### Given exercise
From the line containing "Read the values" through the last line of the material, copy every line exactly, both ends inclusive; do not copy pictures.

### Source material

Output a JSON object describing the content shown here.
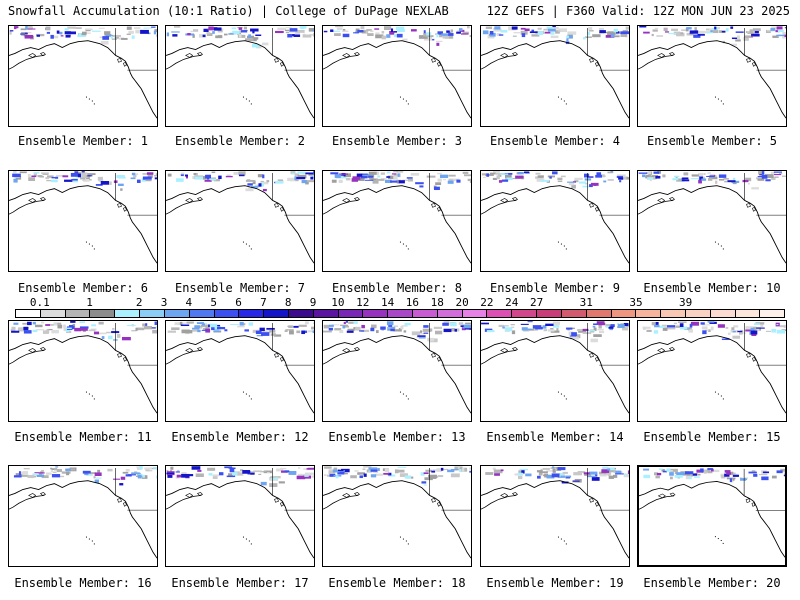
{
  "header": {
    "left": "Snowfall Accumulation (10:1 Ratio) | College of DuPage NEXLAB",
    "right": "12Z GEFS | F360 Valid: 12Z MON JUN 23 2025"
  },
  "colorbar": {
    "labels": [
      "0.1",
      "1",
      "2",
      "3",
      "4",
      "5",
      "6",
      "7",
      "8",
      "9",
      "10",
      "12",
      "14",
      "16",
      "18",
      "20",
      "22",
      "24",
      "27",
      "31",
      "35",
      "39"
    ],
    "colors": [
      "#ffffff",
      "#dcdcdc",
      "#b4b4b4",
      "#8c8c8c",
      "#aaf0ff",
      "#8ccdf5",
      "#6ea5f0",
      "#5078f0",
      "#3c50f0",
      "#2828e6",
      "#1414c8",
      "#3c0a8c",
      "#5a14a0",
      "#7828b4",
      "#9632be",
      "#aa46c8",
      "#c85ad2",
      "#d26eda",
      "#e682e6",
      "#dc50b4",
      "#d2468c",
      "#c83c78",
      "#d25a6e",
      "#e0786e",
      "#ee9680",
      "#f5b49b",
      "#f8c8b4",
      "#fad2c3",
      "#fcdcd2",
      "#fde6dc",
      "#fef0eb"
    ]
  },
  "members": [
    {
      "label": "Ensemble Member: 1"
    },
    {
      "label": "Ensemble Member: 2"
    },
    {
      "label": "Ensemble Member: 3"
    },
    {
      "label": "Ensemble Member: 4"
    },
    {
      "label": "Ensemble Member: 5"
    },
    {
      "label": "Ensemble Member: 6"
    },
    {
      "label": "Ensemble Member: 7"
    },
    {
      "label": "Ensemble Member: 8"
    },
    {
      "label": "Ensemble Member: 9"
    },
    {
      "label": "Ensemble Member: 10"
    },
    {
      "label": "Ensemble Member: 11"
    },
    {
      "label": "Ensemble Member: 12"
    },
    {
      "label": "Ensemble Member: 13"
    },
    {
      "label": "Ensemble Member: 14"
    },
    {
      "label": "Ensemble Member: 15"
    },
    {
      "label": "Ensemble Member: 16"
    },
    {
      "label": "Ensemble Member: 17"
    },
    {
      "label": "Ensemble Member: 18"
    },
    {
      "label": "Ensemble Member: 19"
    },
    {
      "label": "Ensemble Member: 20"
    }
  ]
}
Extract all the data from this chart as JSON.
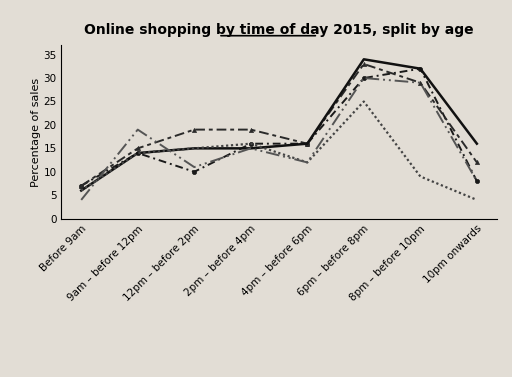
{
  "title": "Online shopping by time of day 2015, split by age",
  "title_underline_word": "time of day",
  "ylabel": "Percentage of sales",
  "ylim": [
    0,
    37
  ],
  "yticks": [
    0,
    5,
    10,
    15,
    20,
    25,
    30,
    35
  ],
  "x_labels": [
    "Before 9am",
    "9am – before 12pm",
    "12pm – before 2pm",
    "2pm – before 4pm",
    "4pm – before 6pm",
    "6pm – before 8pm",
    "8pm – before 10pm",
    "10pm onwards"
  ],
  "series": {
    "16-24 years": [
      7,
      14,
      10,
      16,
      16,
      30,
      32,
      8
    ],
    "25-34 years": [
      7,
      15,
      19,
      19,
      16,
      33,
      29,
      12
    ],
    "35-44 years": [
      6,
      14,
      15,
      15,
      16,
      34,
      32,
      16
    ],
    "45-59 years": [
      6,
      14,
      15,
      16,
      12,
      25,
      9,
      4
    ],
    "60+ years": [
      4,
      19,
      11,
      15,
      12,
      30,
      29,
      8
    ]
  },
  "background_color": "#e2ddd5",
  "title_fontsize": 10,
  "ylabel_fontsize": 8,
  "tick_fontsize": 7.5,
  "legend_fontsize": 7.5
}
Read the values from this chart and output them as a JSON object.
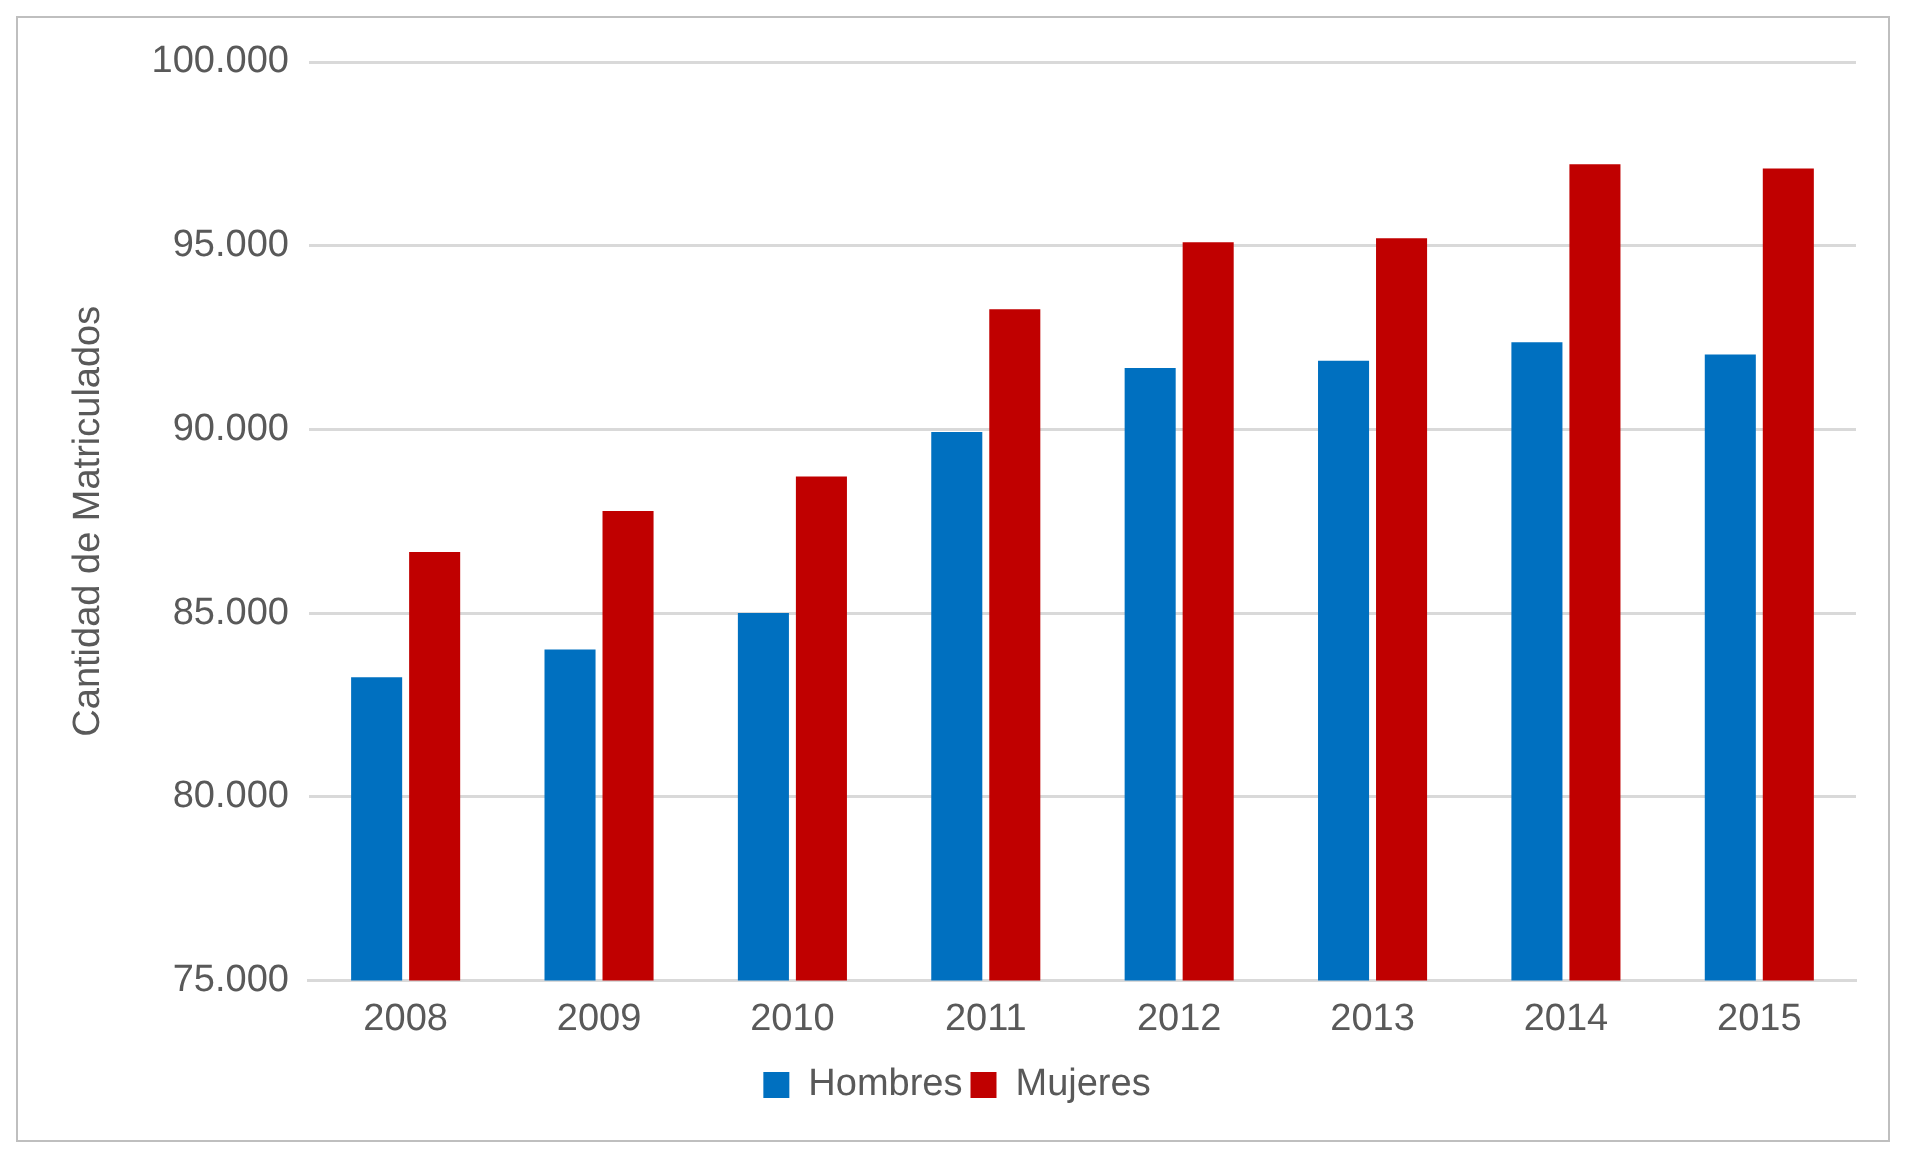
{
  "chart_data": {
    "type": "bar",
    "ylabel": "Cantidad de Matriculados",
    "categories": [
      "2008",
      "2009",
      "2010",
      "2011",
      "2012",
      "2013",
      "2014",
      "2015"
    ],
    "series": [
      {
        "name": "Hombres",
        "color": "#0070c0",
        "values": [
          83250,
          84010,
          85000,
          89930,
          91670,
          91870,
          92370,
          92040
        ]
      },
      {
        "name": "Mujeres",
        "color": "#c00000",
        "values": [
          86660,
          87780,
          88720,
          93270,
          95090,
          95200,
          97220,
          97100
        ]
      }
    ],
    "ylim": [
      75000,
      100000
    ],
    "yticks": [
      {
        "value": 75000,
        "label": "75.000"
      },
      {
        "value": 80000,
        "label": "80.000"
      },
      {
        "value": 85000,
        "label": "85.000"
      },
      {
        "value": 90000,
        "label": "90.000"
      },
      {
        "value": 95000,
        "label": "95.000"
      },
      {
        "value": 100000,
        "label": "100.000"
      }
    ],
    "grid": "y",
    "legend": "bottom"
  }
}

### Correct response
Read the values from this chart and output them as a JSON object.
{
  "chart_data": {
    "type": "bar",
    "ylabel": "Cantidad de Matriculados",
    "categories": [
      "2008",
      "2009",
      "2010",
      "2011",
      "2012",
      "2013",
      "2014",
      "2015"
    ],
    "series": [
      {
        "name": "Hombres",
        "color": "#0070c0",
        "values": [
          83250,
          84010,
          85000,
          89930,
          91670,
          91870,
          92370,
          92040
        ]
      },
      {
        "name": "Mujeres",
        "color": "#c00000",
        "values": [
          86660,
          87780,
          88720,
          93270,
          95090,
          95200,
          97220,
          97100
        ]
      }
    ],
    "ylim": [
      75000,
      100000
    ],
    "yticks": [
      {
        "value": 75000,
        "label": "75.000"
      },
      {
        "value": 80000,
        "label": "80.000"
      },
      {
        "value": 85000,
        "label": "85.000"
      },
      {
        "value": 90000,
        "label": "90.000"
      },
      {
        "value": 95000,
        "label": "95.000"
      },
      {
        "value": 100000,
        "label": "100.000"
      }
    ],
    "grid": "y",
    "legend": "bottom"
  }
}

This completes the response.